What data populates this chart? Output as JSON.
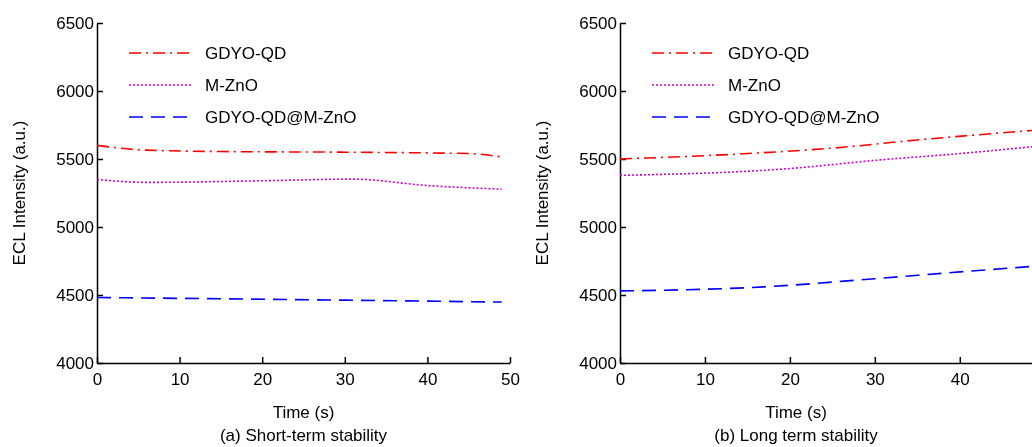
{
  "chart_data": [
    {
      "type": "line",
      "title": "(a) Short-term stability",
      "xlabel": "Time (s)",
      "ylabel": "ECL Intensity (a.u.)",
      "xlim": [
        0,
        50
      ],
      "xticks": [
        0,
        10,
        20,
        30,
        40,
        50
      ],
      "ylim": [
        4000,
        6500
      ],
      "yticks": [
        4000,
        4500,
        5000,
        5500,
        6000,
        6500
      ],
      "legend": "top left",
      "grid": false,
      "series": [
        {
          "name": "GDYO-QD",
          "color": "#ff0000",
          "line_style": "dashdot",
          "x": [
            0,
            6,
            15,
            30,
            45,
            49
          ],
          "values": [
            5600,
            5565,
            5555,
            5550,
            5540,
            5515
          ]
        },
        {
          "name": "M-ZnO",
          "color": "#cc00cc",
          "line_style": "dotted",
          "x": [
            0,
            6,
            20,
            31,
            40,
            49
          ],
          "values": [
            5350,
            5328,
            5340,
            5352,
            5305,
            5278
          ]
        },
        {
          "name": "GDYO-QD@M-ZnO",
          "color": "#0000ff",
          "line_style": "dashed",
          "x": [
            0,
            15,
            30,
            49
          ],
          "values": [
            4482,
            4472,
            4462,
            4448
          ]
        }
      ]
    },
    {
      "type": "line",
      "title": "(b) Long term stability",
      "xlabel": "Time (s)",
      "ylabel": "ECL Intensity (a.u.)",
      "xlim": [
        0,
        48.5
      ],
      "xticks": [
        0,
        10,
        20,
        30,
        40
      ],
      "ylim": [
        4000,
        6500
      ],
      "yticks": [
        4000,
        4500,
        5000,
        5500,
        6000,
        6500
      ],
      "legend": "top left",
      "grid": false,
      "series": [
        {
          "name": "GDYO-QD",
          "color": "#ff0000",
          "line_style": "dashdot",
          "x": [
            0,
            15,
            25,
            35,
            48.5
          ],
          "values": [
            5500,
            5540,
            5580,
            5640,
            5710
          ]
        },
        {
          "name": "M-ZnO",
          "color": "#cc00cc",
          "line_style": "dotted",
          "x": [
            0,
            20,
            30,
            40,
            48.5
          ],
          "values": [
            5380,
            5430,
            5490,
            5540,
            5590
          ]
        },
        {
          "name": "GDYO-QD@M-ZnO",
          "color": "#0000ff",
          "line_style": "dashed",
          "x": [
            0,
            17,
            30,
            40,
            48.5
          ],
          "values": [
            4530,
            4560,
            4620,
            4670,
            4710
          ]
        }
      ]
    }
  ]
}
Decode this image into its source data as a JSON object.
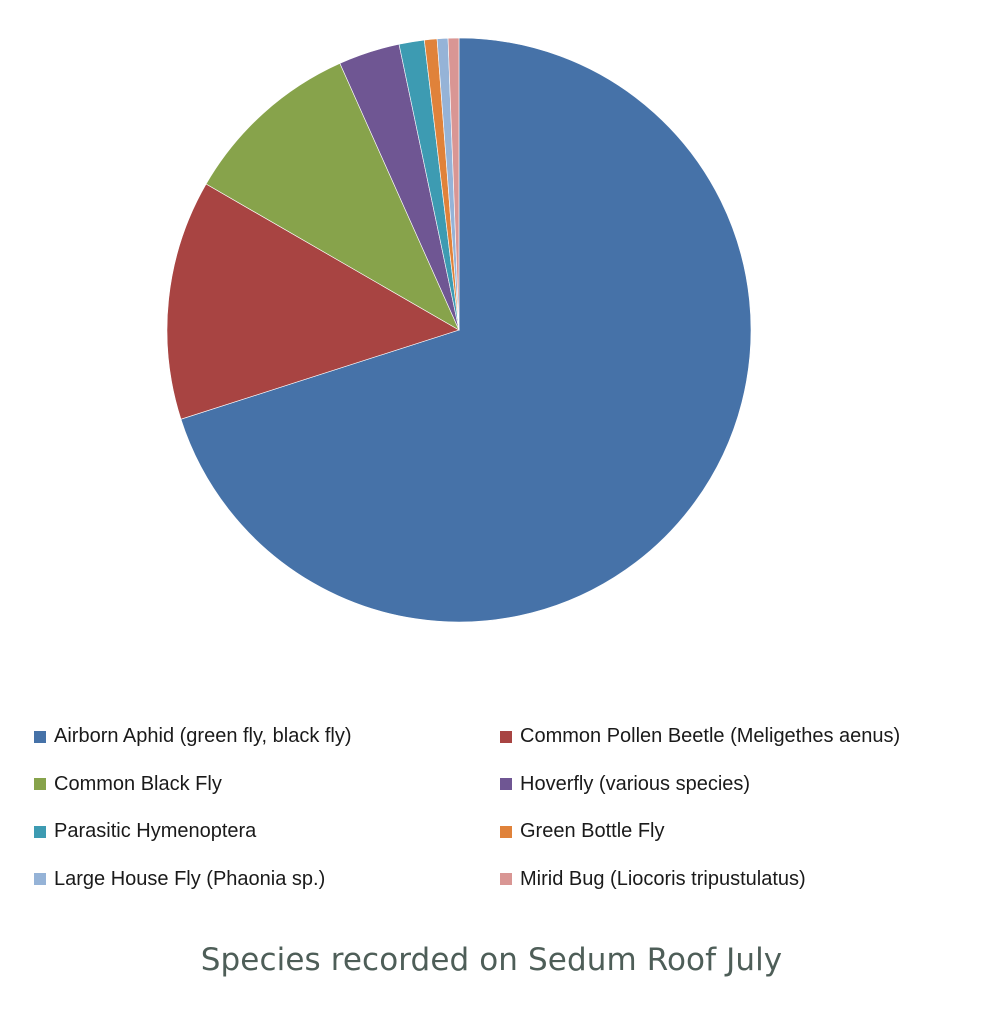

• Exercise description
Your task is to transcribe all of the records precisely, with no images included.

• Solved exercise
What data populates this chart? Output as JSON.
{
  "chart_data": [
    {
      "type": "line",
      "title": "(a) Short-term stability",
      "xlabel": "Time (s)",
      "ylabel": "ECL Intensity (a.u.)",
      "xlim": [
        0,
        50
      ],
      "xticks": [
        0,
        10,
        20,
        30,
        40,
        50
      ],
      "ylim": [
        4000,
        6500
      ],
      "yticks": [
        4000,
        4500,
        5000,
        5500,
        6000,
        6500
      ],
      "legend": "top left",
      "grid": false,
      "series": [
        {
          "name": "GDYO-QD",
          "color": "#ff0000",
          "line_style": "dashdot",
          "x": [
            0,
            6,
            15,
            30,
            45,
            49
          ],
          "values": [
            5600,
            5565,
            5555,
            5550,
            5540,
            5515
          ]
        },
        {
          "name": "M-ZnO",
          "color": "#cc00cc",
          "line_style": "dotted",
          "x": [
            0,
            6,
            20,
            31,
            40,
            49
          ],
          "values": [
            5350,
            5328,
            5340,
            5352,
            5305,
            5278
          ]
        },
        {
          "name": "GDYO-QD@M-ZnO",
          "color": "#0000ff",
          "line_style": "dashed",
          "x": [
            0,
            15,
            30,
            49
          ],
          "values": [
            4482,
            4472,
            4462,
            4448
          ]
        }
      ]
    },
    {
      "type": "line",
      "title": "(b) Long term stability",
      "xlabel": "Time (s)",
      "ylabel": "ECL Intensity (a.u.)",
      "xlim": [
        0,
        48.5
      ],
      "xticks": [
        0,
        10,
        20,
        30,
        40
      ],
      "ylim": [
        4000,
        6500
      ],
      "yticks": [
        4000,
        4500,
        5000,
        5500,
        6000,
        6500
      ],
      "legend": "top left",
      "grid": false,
      "series": [
        {
          "name": "GDYO-QD",
          "color": "#ff0000",
          "line_style": "dashdot",
          "x": [
            0,
            15,
            25,
            35,
            48.5
          ],
          "values": [
            5500,
            5540,
            5580,
            5640,
            5710
          ]
        },
        {
          "name": "M-ZnO",
          "color": "#cc00cc",
          "line_style": "dotted",
          "x": [
            0,
            20,
            30,
            40,
            48.5
          ],
          "values": [
            5380,
            5430,
            5490,
            5540,
            5590
          ]
        },
        {
          "name": "GDYO-QD@M-ZnO",
          "color": "#0000ff",
          "line_style": "dashed",
          "x": [
            0,
            17,
            30,
            40,
            48.5
          ],
          "values": [
            4530,
            4560,
            4620,
            4670,
            4710
          ]
        }
      ]
    }
  ]
}
Decode this image into its source data as a JSON object.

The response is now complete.